(DIRECTION): Scan the entries below and report only how many lines contain "structured".

(LISTED ENTRIES):
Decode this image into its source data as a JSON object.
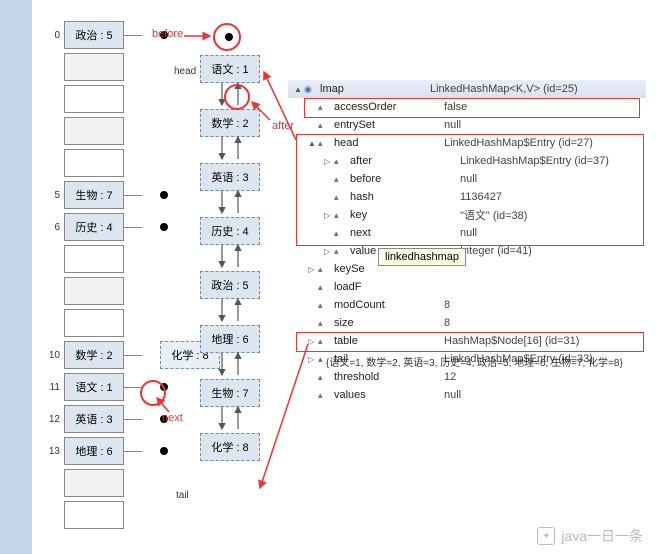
{
  "hashTable": {
    "rows": [
      {
        "idx": "0",
        "label": "政治 : 5",
        "filled": true,
        "dot": true
      },
      {
        "idx": "",
        "label": "",
        "filled": false,
        "alt": true
      },
      {
        "idx": "",
        "label": "",
        "filled": false
      },
      {
        "idx": "",
        "label": "",
        "filled": false,
        "alt": true
      },
      {
        "idx": "",
        "label": "",
        "filled": false
      },
      {
        "idx": "5",
        "label": "生物 : 7",
        "filled": true,
        "dot": true
      },
      {
        "idx": "6",
        "label": "历史 : 4",
        "filled": true,
        "dot": true
      },
      {
        "idx": "",
        "label": "",
        "filled": false
      },
      {
        "idx": "",
        "label": "",
        "filled": false,
        "alt": true
      },
      {
        "idx": "",
        "label": "",
        "filled": false
      },
      {
        "idx": "10",
        "label": "数学 : 2",
        "filled": true,
        "dot": true,
        "extra": "化学 : 8"
      },
      {
        "idx": "11",
        "label": "语文 : 1",
        "filled": true,
        "dot": true
      },
      {
        "idx": "12",
        "label": "英语 : 3",
        "filled": true,
        "dot": true
      },
      {
        "idx": "13",
        "label": "地理 : 6",
        "filled": true,
        "dot": true
      },
      {
        "idx": "",
        "label": "",
        "filled": false,
        "alt": true
      },
      {
        "idx": "",
        "label": "",
        "filled": false
      }
    ]
  },
  "linkedList": {
    "headLabel": "head",
    "tailLabel": "tail",
    "nodes": [
      "语文 : 1",
      "数学 : 2",
      "英语 : 3",
      "历史 : 4",
      "政治 : 5",
      "地理 : 6",
      "生物 : 7",
      "化学 : 8"
    ]
  },
  "labels": {
    "before": "before",
    "after": "after",
    "next": "next"
  },
  "tooltip": "linkedhashmap",
  "codeLine": "{语文=1, 数学=2, 英语=3, 历史=4, 政治=5, 地理=6, 生物=7, 化学=8}",
  "debug": {
    "root": {
      "name": "lmap",
      "value": "LinkedHashMap<K,V>  (id=25)"
    },
    "rows": [
      {
        "ind": 1,
        "tri": "",
        "name": "accessOrder",
        "value": "false"
      },
      {
        "ind": 1,
        "tri": "",
        "name": "entrySet",
        "value": "null"
      },
      {
        "ind": 1,
        "tri": "▲",
        "name": "head",
        "value": "LinkedHashMap$Entry<K,V>  (id=27)"
      },
      {
        "ind": 2,
        "tri": "▷",
        "name": "after",
        "value": "LinkedHashMap$Entry<K,V>  (id=37)"
      },
      {
        "ind": 2,
        "tri": "",
        "name": "before",
        "value": "null"
      },
      {
        "ind": 2,
        "tri": "",
        "name": "hash",
        "value": "1136427"
      },
      {
        "ind": 2,
        "tri": "▷",
        "name": "key",
        "value": "\"语文\" (id=38)"
      },
      {
        "ind": 2,
        "tri": "",
        "name": "next",
        "value": "null"
      },
      {
        "ind": 2,
        "tri": "▷",
        "name": "value",
        "value": "Integer  (id=41)"
      },
      {
        "ind": 1,
        "tri": "▷",
        "name": "keySe",
        "value": ""
      },
      {
        "ind": 1,
        "tri": "",
        "name": "loadF",
        "value": ""
      },
      {
        "ind": 1,
        "tri": "",
        "name": "modCount",
        "value": "8"
      },
      {
        "ind": 1,
        "tri": "",
        "name": "size",
        "value": "8"
      },
      {
        "ind": 1,
        "tri": "▷",
        "name": "table",
        "value": "HashMap$Node<K,V>[16]  (id=31)"
      },
      {
        "ind": 1,
        "tri": "▷",
        "name": "tail",
        "value": "LinkedHashMap$Entry<K,V>  (id=33)"
      },
      {
        "ind": 1,
        "tri": "",
        "name": "threshold",
        "value": "12"
      },
      {
        "ind": 1,
        "tri": "",
        "name": "values",
        "value": "null"
      }
    ]
  },
  "watermark": "java一日一条"
}
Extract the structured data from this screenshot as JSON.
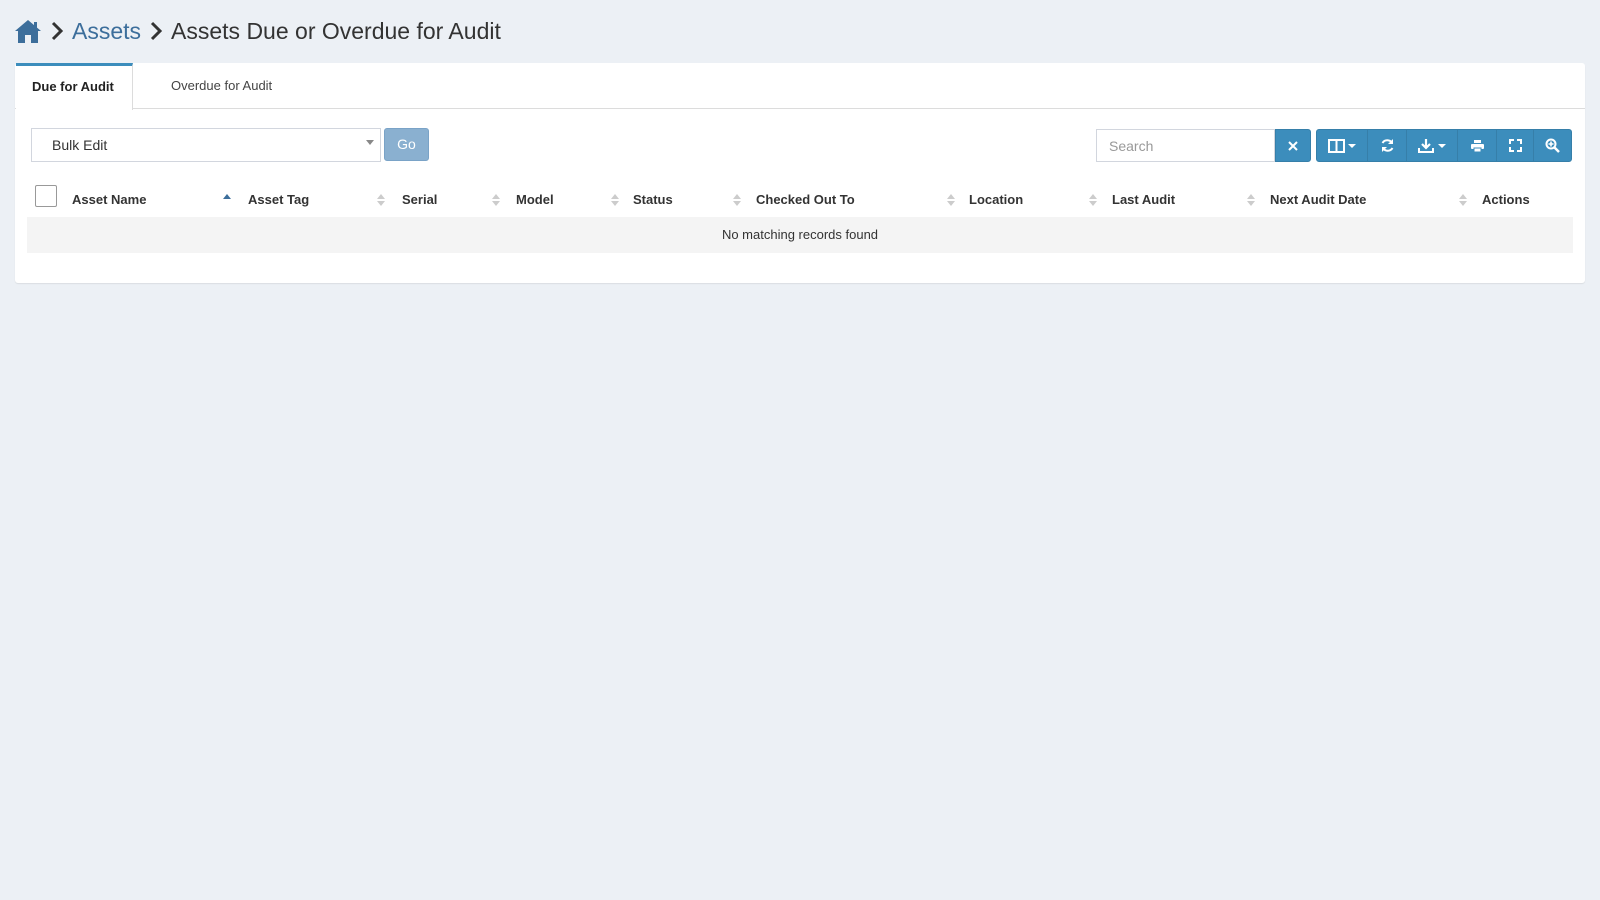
{
  "breadcrumb": {
    "home_icon": "home-icon",
    "separator_icon": "chevron-right-icon",
    "parent": "Assets",
    "current": "Assets Due or Overdue for Audit"
  },
  "tabs": [
    {
      "label": "Due for Audit",
      "active": true
    },
    {
      "label": "Overdue for Audit",
      "active": false
    }
  ],
  "toolbar": {
    "bulk_select_value": "Bulk Edit",
    "go_label": "Go",
    "search_placeholder": "Search",
    "buttons": [
      {
        "name": "clear-search-button",
        "icon": "close-icon"
      },
      {
        "name": "columns-button",
        "icon": "columns-dropdown-icon"
      },
      {
        "name": "refresh-button",
        "icon": "refresh-icon"
      },
      {
        "name": "export-button",
        "icon": "download-dropdown-icon"
      },
      {
        "name": "print-button",
        "icon": "print-icon"
      },
      {
        "name": "fullscreen-button",
        "icon": "fullscreen-icon"
      },
      {
        "name": "advanced-search-button",
        "icon": "zoom-in-icon"
      }
    ]
  },
  "table": {
    "columns": [
      {
        "label": "Asset Name",
        "sort": "asc"
      },
      {
        "label": "Asset Tag",
        "sort": "none"
      },
      {
        "label": "Serial",
        "sort": "none"
      },
      {
        "label": "Model",
        "sort": "none"
      },
      {
        "label": "Status",
        "sort": "none"
      },
      {
        "label": "Checked Out To",
        "sort": "none"
      },
      {
        "label": "Location",
        "sort": "none"
      },
      {
        "label": "Last Audit",
        "sort": "none"
      },
      {
        "label": "Next Audit Date",
        "sort": "none"
      },
      {
        "label": "Actions",
        "sort": "none"
      }
    ],
    "empty_message": "No matching records found"
  },
  "colors": {
    "background": "#ecf0f5",
    "primary": "#3c8dbc",
    "link": "#3c6e9b",
    "go_disabled": "#8ab0d0"
  }
}
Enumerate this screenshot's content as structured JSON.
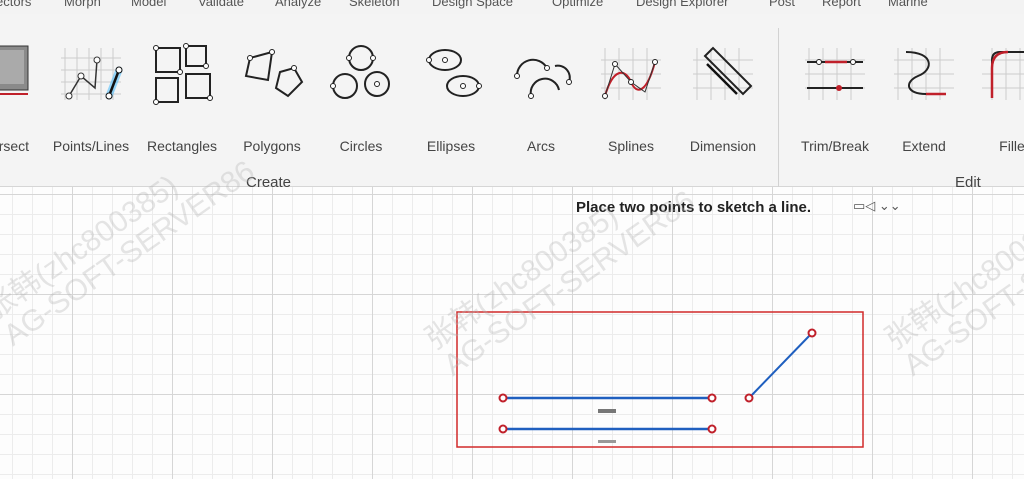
{
  "menu": [
    "ectors",
    "Morph",
    "Model",
    "Validate",
    "Analyze",
    "Skeleton",
    "Design Space",
    "Optimize",
    "Design Explorer",
    "Post",
    "Report",
    "Marine"
  ],
  "ribbon": {
    "create_tools": [
      {
        "id": "intersect",
        "label": "ersect",
        "icon": "intersect-icon"
      },
      {
        "id": "points-lines",
        "label": "Points/Lines",
        "icon": "points-lines-icon"
      },
      {
        "id": "rectangles",
        "label": "Rectangles",
        "icon": "rectangles-icon"
      },
      {
        "id": "polygons",
        "label": "Polygons",
        "icon": "polygons-icon"
      },
      {
        "id": "circles",
        "label": "Circles",
        "icon": "circles-icon"
      },
      {
        "id": "ellipses",
        "label": "Ellipses",
        "icon": "ellipses-icon"
      },
      {
        "id": "arcs",
        "label": "Arcs",
        "icon": "arcs-icon"
      },
      {
        "id": "splines",
        "label": "Splines",
        "icon": "splines-icon"
      },
      {
        "id": "dimension",
        "label": "Dimension",
        "icon": "dimension-icon"
      }
    ],
    "edit_tools": [
      {
        "id": "trim-break",
        "label": "Trim/Break",
        "icon": "trim-break-icon"
      },
      {
        "id": "extend",
        "label": "Extend",
        "icon": "extend-icon"
      },
      {
        "id": "fillet",
        "label": "Fille",
        "icon": "fillet-icon"
      }
    ],
    "create_group_label": "Create",
    "edit_group_label": "Edit"
  },
  "prompt": {
    "text": "Place two points to sketch a line.",
    "icons": "▭◁ ⌄⌄"
  },
  "watermark": [
    "张韩(zhc800385)",
    "AG-SOFT-SERVER86"
  ],
  "colors": {
    "line": "#1f5fbf",
    "point": "#c0202a",
    "selection": "#d22a2a",
    "active_icon_glow": "#39b7ff"
  }
}
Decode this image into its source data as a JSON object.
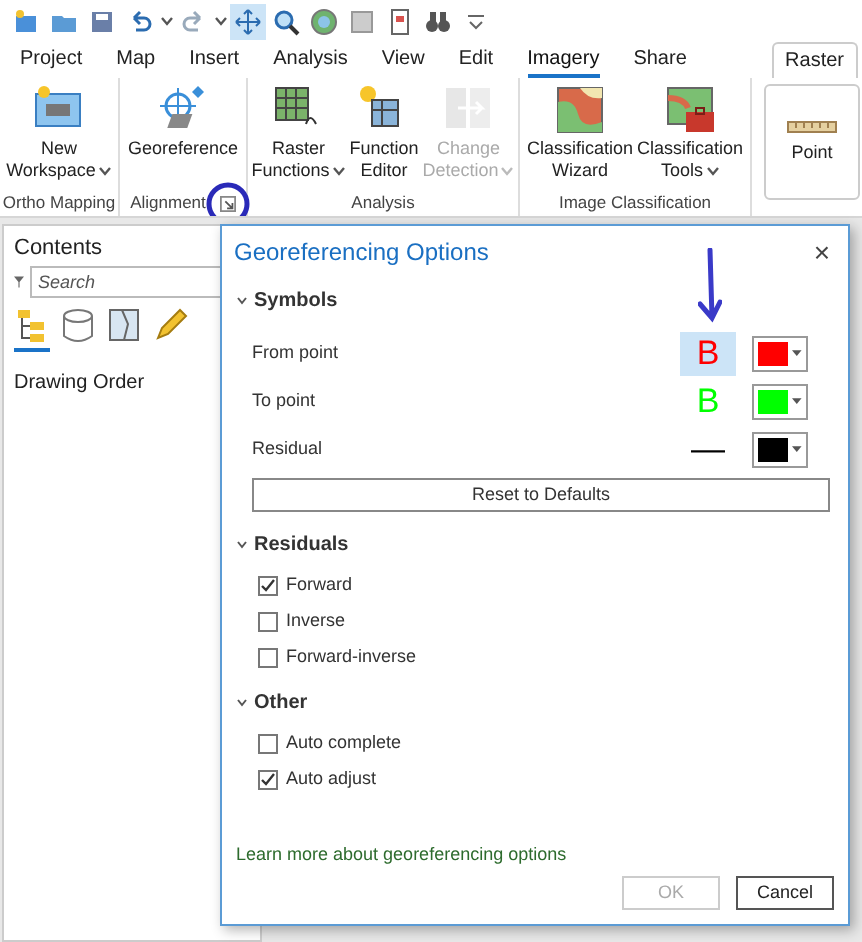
{
  "tabs": [
    {
      "label": "Project",
      "selected": false,
      "kind": "tab"
    },
    {
      "label": "Map",
      "selected": false,
      "kind": "tab"
    },
    {
      "label": "Insert",
      "selected": false,
      "kind": "tab"
    },
    {
      "label": "Analysis",
      "selected": false,
      "kind": "tab"
    },
    {
      "label": "View",
      "selected": false,
      "kind": "tab"
    },
    {
      "label": "Edit",
      "selected": false,
      "kind": "tab"
    },
    {
      "label": "Imagery",
      "selected": true,
      "kind": "tab"
    },
    {
      "label": "Share",
      "selected": false,
      "kind": "tab"
    },
    {
      "label": "Raster",
      "selected": false,
      "kind": "contextual"
    }
  ],
  "ribbon": {
    "groups": [
      {
        "label": "Ortho Mapping",
        "launcher": false,
        "buttons": [
          {
            "lines": [
              "New",
              "Workspace"
            ],
            "dropdown": true,
            "disabled": false
          }
        ]
      },
      {
        "label": "Alignment",
        "launcher": true,
        "buttons": [
          {
            "lines": [
              "Georeference"
            ],
            "dropdown": false,
            "disabled": false
          }
        ]
      },
      {
        "label": "Analysis",
        "launcher": false,
        "buttons": [
          {
            "lines": [
              "Raster",
              "Functions"
            ],
            "dropdown": true,
            "disabled": false
          },
          {
            "lines": [
              "Function",
              "Editor"
            ],
            "dropdown": false,
            "disabled": false
          },
          {
            "lines": [
              "Change",
              "Detection"
            ],
            "dropdown": true,
            "disabled": true
          }
        ]
      },
      {
        "label": "Image Classification",
        "launcher": false,
        "buttons": [
          {
            "lines": [
              "Classification",
              "Wizard"
            ],
            "dropdown": false,
            "disabled": false
          },
          {
            "lines": [
              "Classification",
              "Tools"
            ],
            "dropdown": true,
            "disabled": false
          }
        ]
      }
    ],
    "extra_button": "Point"
  },
  "contents": {
    "title": "Contents",
    "search": {
      "placeholder": "Search"
    },
    "tools": [
      {
        "selected": true
      },
      {
        "selected": false
      },
      {
        "selected": false
      },
      {
        "selected": false
      }
    ],
    "heading": "Drawing Order"
  },
  "dialog": {
    "title": "Georeferencing Options",
    "close": "×",
    "sections": [
      {
        "title": "Symbols",
        "expanded": true,
        "kind": "symbols",
        "rows": [
          {
            "label": "From point",
            "symbol": "B",
            "color": "#ff0000",
            "selected": true
          },
          {
            "label": "To point",
            "symbol": "B",
            "color": "#00ff00",
            "selected": false
          },
          {
            "label": "Residual",
            "symbol": "—",
            "color": "#000000",
            "selected": false
          }
        ],
        "button": "Reset to Defaults"
      },
      {
        "title": "Residuals",
        "expanded": true,
        "kind": "checks",
        "items": [
          {
            "label": "Forward",
            "checked": true
          },
          {
            "label": "Inverse",
            "checked": false
          },
          {
            "label": "Forward-inverse",
            "checked": false
          }
        ]
      },
      {
        "title": "Other",
        "expanded": true,
        "kind": "checks",
        "items": [
          {
            "label": "Auto complete",
            "checked": false
          },
          {
            "label": "Auto adjust",
            "checked": true
          }
        ]
      }
    ],
    "link": "Learn more about georeferencing options",
    "buttons": [
      {
        "label": "OK",
        "disabled": true
      },
      {
        "label": "Cancel",
        "disabled": false
      }
    ]
  }
}
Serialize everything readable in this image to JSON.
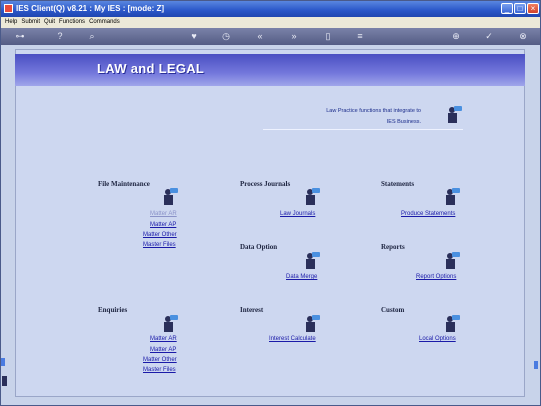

(SOLUTION TO THIS PROBLEM): 2